(The exercise): Return the full listing exactly as it is written.
##############################
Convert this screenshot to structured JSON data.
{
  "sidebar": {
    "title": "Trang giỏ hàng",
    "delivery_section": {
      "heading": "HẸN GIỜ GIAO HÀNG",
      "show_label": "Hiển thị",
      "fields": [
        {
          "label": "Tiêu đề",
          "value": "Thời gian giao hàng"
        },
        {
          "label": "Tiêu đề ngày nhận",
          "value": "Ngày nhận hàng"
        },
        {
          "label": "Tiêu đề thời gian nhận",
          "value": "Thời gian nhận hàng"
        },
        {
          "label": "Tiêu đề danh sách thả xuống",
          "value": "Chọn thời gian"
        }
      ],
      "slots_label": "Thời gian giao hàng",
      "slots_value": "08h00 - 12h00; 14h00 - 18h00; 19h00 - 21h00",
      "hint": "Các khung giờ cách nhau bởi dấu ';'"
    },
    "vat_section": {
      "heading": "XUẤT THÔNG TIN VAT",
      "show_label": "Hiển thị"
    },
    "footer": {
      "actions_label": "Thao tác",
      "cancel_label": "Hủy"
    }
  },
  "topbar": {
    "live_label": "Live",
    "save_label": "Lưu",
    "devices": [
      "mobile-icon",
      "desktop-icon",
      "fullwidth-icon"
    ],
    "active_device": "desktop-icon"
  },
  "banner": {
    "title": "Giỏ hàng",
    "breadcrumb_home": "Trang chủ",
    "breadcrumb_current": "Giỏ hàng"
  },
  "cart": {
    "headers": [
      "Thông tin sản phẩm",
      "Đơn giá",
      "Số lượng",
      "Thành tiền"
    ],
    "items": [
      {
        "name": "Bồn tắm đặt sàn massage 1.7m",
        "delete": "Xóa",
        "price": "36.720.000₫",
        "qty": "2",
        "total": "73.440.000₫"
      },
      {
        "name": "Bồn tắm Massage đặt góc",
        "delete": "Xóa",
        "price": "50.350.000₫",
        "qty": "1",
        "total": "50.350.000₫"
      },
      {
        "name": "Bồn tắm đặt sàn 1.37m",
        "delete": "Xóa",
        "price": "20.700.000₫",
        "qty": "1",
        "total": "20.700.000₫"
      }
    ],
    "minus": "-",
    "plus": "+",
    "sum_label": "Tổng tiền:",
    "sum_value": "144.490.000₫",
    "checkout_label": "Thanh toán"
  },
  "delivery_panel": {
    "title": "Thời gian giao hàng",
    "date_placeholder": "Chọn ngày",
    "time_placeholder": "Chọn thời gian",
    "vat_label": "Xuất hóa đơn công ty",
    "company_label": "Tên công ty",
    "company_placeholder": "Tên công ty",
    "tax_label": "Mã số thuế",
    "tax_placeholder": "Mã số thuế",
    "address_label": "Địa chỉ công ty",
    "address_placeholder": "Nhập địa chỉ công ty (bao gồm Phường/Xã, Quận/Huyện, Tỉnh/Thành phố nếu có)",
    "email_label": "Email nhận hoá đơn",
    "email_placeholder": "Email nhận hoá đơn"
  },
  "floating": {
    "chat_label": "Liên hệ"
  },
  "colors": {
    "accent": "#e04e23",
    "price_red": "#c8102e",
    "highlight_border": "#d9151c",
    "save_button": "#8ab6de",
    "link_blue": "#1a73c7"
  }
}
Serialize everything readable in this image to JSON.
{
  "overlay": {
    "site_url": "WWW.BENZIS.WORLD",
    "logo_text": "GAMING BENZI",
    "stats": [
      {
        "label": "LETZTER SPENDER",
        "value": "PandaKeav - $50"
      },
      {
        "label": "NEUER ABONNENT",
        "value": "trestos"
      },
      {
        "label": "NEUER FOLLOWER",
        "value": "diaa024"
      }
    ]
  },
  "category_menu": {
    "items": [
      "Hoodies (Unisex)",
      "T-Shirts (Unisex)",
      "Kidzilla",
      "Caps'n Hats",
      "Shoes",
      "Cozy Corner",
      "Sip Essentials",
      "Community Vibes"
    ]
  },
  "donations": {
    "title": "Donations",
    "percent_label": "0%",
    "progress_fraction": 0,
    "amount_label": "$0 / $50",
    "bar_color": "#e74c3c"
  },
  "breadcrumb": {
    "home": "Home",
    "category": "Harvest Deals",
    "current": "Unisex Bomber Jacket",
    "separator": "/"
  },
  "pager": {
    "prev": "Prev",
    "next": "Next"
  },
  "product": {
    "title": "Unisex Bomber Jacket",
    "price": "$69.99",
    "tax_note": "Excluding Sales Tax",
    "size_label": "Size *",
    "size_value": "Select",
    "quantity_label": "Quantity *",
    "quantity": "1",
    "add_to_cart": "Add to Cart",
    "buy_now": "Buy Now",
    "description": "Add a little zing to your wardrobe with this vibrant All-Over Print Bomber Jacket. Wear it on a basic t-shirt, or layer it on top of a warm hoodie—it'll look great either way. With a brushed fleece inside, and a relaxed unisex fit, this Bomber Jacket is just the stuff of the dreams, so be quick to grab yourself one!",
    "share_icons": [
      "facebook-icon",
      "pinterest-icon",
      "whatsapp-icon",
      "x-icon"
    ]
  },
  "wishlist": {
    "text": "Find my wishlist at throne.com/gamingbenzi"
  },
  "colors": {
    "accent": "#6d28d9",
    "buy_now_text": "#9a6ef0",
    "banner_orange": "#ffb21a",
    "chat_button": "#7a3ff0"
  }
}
##############################
(Exercise answer):
Convert this screenshot to structured JSON data.
{
  "sidebar": {
    "title": "Trang giỏ hàng",
    "delivery_section": {
      "heading": "HẸN GIỜ GIAO HÀNG",
      "show_label": "Hiển thị",
      "fields": [
        {
          "label": "Tiêu đề",
          "value": "Thời gian giao hàng"
        },
        {
          "label": "Tiêu đề ngày nhận",
          "value": "Ngày nhận hàng"
        },
        {
          "label": "Tiêu đề thời gian nhận",
          "value": "Thời gian nhận hàng"
        },
        {
          "label": "Tiêu đề danh sách thả xuống",
          "value": "Chọn thời gian"
        }
      ],
      "slots_label": "Thời gian giao hàng",
      "slots_value": "08h00 - 12h00; 14h00 - 18h00; 19h00 - 21h00",
      "hint": "Các khung giờ cách nhau bởi dấu ';'"
    },
    "vat_section": {
      "heading": "XUẤT THÔNG TIN VAT",
      "show_label": "Hiển thị"
    },
    "footer": {
      "actions_label": "Thao tác",
      "cancel_label": "Hủy"
    }
  },
  "topbar": {
    "live_label": "Live",
    "save_label": "Lưu",
    "devices": [
      "mobile-icon",
      "desktop-icon",
      "fullwidth-icon"
    ],
    "active_device": "desktop-icon"
  },
  "banner": {
    "title": "Giỏ hàng",
    "breadcrumb_home": "Trang chủ",
    "breadcrumb_current": "Giỏ hàng"
  },
  "cart": {
    "headers": [
      "Thông tin sản phẩm",
      "Đơn giá",
      "Số lượng",
      "Thành tiền"
    ],
    "items": [
      {
        "name": "Bồn tắm đặt sàn massage 1.7m",
        "delete": "Xóa",
        "price": "36.720.000₫",
        "qty": "2",
        "total": "73.440.000₫"
      },
      {
        "name": "Bồn tắm Massage đặt góc",
        "delete": "Xóa",
        "price": "50.350.000₫",
        "qty": "1",
        "total": "50.350.000₫"
      },
      {
        "name": "Bồn tắm đặt sàn 1.37m",
        "delete": "Xóa",
        "price": "20.700.000₫",
        "qty": "1",
        "total": "20.700.000₫"
      }
    ],
    "minus": "-",
    "plus": "+",
    "sum_label": "Tổng tiền:",
    "sum_value": "144.490.000₫",
    "checkout_label": "Thanh toán"
  },
  "delivery_panel": {
    "title": "Thời gian giao hàng",
    "date_placeholder": "Chọn ngày",
    "time_placeholder": "Chọn thời gian",
    "vat_label": "Xuất hóa đơn công ty",
    "company_label": "Tên công ty",
    "company_placeholder": "Tên công ty",
    "tax_label": "Mã số thuế",
    "tax_placeholder": "Mã số thuế",
    "address_label": "Địa chỉ công ty",
    "address_placeholder": "Nhập địa chỉ công ty (bao gồm Phường/Xã, Quận/Huyện, Tỉnh/Thành phố nếu có)",
    "email_label": "Email nhận hoá đơn",
    "email_placeholder": "Email nhận hoá đơn"
  },
  "floating": {
    "chat_label": "Liên hệ"
  },
  "colors": {
    "accent": "#e04e23",
    "price_red": "#c8102e",
    "highlight_border": "#d9151c",
    "save_button": "#8ab6de",
    "link_blue": "#1a73c7"
  }
}
Serialize everything readable in this image to JSON.
{
  "overlay": {
    "site_url": "WWW.BENZIS.WORLD",
    "logo_text": "GAMING BENZI",
    "stats": [
      {
        "label": "LETZTER SPENDER",
        "value": "PandaKeav - $50"
      },
      {
        "label": "NEUER ABONNENT",
        "value": "trestos"
      },
      {
        "label": "NEUER FOLLOWER",
        "value": "diaa024"
      }
    ]
  },
  "category_menu": {
    "items": [
      "Hoodies (Unisex)",
      "T-Shirts (Unisex)",
      "Kidzilla",
      "Caps'n Hats",
      "Shoes",
      "Cozy Corner",
      "Sip Essentials",
      "Community Vibes"
    ]
  },
  "donations": {
    "title": "Donations",
    "percent_label": "0%",
    "progress_fraction": 0,
    "amount_label": "$0 / $50",
    "bar_color": "#e74c3c"
  },
  "breadcrumb": {
    "home": "Home",
    "category": "Harvest Deals",
    "current": "Unisex Bomber Jacket",
    "separator": "/"
  },
  "pager": {
    "prev": "Prev",
    "next": "Next"
  },
  "product": {
    "title": "Unisex Bomber Jacket",
    "price": "$69.99",
    "tax_note": "Excluding Sales Tax",
    "size_label": "Size *",
    "size_value": "Select",
    "quantity_label": "Quantity *",
    "quantity": "1",
    "add_to_cart": "Add to Cart",
    "buy_now": "Buy Now",
    "description": "Add a little zing to your wardrobe with this vibrant All-Over Print Bomber Jacket. Wear it on a basic t-shirt, or layer it on top of a warm hoodie—it'll look great either way. With a brushed fleece inside, and a relaxed unisex fit, this Bomber Jacket is just the stuff of the dreams, so be quick to grab yourself one!",
    "share_icons": [
      "facebook-icon",
      "pinterest-icon",
      "whatsapp-icon",
      "x-icon"
    ]
  },
  "wishlist": {
    "text": "Find my wishlist at throne.com/gamingbenzi"
  },
  "colors": {
    "accent": "#6d28d9",
    "buy_now_text": "#9a6ef0",
    "banner_orange": "#ffb21a",
    "chat_button": "#7a3ff0"
  }
}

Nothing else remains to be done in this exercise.